§ 課題
資料の最初の行から「The lens element 23a is at (337, 700).」を含む行までを、一字も変えずに書き写せ。最初の行と「The lens element 23a is at (337, 700).」の行もそれぞれ含めること。

##### 提供資料 #####

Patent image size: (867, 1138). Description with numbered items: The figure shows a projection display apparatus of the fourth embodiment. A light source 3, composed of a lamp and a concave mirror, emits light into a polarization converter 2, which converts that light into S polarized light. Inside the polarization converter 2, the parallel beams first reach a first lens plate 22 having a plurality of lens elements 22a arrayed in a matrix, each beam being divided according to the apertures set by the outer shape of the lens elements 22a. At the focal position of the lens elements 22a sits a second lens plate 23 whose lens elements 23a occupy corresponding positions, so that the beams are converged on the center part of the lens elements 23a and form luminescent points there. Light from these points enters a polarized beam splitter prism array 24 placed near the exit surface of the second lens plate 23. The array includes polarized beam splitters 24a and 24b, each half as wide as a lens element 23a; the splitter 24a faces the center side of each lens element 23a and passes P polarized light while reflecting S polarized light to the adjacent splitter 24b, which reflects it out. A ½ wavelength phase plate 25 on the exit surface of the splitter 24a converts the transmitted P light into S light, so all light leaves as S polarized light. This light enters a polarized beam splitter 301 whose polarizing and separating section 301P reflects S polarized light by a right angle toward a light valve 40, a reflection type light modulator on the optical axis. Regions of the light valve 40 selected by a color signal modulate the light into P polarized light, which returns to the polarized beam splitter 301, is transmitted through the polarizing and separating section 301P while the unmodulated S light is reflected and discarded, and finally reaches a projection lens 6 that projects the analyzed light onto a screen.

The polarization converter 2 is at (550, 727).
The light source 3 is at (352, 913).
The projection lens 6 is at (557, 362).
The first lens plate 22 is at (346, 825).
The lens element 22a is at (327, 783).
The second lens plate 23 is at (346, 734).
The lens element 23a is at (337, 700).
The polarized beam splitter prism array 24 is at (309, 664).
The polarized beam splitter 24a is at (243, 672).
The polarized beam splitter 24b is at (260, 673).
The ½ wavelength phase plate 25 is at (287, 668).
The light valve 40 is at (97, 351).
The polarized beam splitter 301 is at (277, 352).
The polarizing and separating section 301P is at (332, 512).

#####

§ 解答
Patent image size: (867, 1138). Description with numbered items: The figure shows a projection display apparatus of the fourth embodiment. A light source 3, composed of a lamp and a concave mirror, emits light into a polarization converter 2, which converts that light into S polarized light. Inside the polarization converter 2, the parallel beams first reach a first lens plate 22 having a plurality of lens elements 22a arrayed in a matrix, each beam being divided according to the apertures set by the outer shape of the lens elements 22a. At the focal position of the lens elements 22a sits a second lens plate 23 whose lens elements 23a occupy corresponding positions, so that the beams are converged on the center part of the lens elements 23a and form luminescent points there. Light from these points enters a polarized beam splitter prism array 24 placed near the exit surface of the second lens plate 23. The array includes polarized beam splitters 24a and 24b, each half as wide as a lens element 23a; the splitter 24a faces the center side of each lens element 23a and passes P polarized light while reflecting S polarized light to the adjacent splitter 24b, which reflects it out. A ½ wavelength phase plate 25 on the exit surface of the splitter 24a converts the transmitted P light into S light, so all light leaves as S polarized light. This light enters a polarized beam splitter 301 whose polarizing and separating section 301P reflects S polarized light by a right angle toward a light valve 40, a reflection type light modulator on the optical axis. Regions of the light valve 40 selected by a color signal modulate the light into P polarized light, which returns to the polarized beam splitter 301, is transmitted through the polarizing and separating section 301P while the unmodulated S light is reflected and discarded, and finally reaches a projection lens 6 that projects the analyzed light onto a screen.

The polarization converter 2 is at (550, 727).
The light source 3 is at (352, 913).
The projection lens 6 is at (557, 362).
The first lens plate 22 is at (346, 825).
The lens element 22a is at (327, 783).
The second lens plate 23 is at (346, 734).
The lens element 23a is at (337, 700).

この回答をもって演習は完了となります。